Copy each line holding the string "added".
=== Working data ===
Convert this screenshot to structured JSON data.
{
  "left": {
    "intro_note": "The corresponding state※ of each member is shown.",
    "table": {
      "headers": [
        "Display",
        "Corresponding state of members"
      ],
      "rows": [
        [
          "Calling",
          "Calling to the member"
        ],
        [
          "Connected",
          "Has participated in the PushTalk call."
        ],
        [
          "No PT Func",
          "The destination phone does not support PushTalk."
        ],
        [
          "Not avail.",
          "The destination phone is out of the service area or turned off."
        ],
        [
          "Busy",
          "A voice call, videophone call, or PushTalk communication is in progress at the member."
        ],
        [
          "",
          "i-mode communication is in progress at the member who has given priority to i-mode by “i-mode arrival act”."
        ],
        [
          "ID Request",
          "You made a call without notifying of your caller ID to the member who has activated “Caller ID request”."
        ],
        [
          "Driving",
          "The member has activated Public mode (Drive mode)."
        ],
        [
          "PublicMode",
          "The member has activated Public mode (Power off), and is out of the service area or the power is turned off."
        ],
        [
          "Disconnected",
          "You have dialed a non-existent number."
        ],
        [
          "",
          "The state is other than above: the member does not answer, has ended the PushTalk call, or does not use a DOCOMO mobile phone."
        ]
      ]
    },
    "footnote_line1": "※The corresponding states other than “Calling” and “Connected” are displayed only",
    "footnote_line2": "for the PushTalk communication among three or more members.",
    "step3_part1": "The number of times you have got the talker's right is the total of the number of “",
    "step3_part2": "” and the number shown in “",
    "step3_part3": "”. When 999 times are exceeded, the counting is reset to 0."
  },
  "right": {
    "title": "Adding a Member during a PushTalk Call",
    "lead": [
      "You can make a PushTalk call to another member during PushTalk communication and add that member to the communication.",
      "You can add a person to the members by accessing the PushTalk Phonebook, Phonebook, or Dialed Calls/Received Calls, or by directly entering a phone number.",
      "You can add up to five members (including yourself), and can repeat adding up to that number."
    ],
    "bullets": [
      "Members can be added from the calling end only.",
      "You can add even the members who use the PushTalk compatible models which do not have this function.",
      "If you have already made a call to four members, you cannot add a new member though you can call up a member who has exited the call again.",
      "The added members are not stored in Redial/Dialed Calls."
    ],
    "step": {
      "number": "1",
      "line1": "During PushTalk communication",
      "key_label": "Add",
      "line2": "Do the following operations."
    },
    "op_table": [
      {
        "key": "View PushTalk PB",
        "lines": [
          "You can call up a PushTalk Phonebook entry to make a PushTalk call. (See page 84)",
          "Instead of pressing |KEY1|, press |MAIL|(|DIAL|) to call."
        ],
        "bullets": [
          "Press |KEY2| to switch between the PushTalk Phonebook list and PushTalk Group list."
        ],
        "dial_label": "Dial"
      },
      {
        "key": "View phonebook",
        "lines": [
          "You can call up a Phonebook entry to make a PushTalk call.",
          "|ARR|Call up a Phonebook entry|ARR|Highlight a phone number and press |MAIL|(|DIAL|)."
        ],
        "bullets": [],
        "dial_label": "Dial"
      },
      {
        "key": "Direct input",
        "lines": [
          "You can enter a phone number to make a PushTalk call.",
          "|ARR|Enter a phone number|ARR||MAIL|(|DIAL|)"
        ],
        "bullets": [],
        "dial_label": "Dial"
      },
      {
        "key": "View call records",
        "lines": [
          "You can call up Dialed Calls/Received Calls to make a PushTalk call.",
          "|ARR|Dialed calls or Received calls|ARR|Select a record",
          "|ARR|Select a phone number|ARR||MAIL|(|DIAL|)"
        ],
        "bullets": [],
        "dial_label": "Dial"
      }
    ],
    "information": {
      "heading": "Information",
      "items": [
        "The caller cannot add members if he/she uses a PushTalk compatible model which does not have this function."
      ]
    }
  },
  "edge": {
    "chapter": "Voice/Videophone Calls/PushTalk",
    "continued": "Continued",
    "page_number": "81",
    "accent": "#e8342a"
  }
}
===
Exercise result –
      "Members can be added from the calling end only.",
      "The added members are not stored in Redial/Dialed Calls."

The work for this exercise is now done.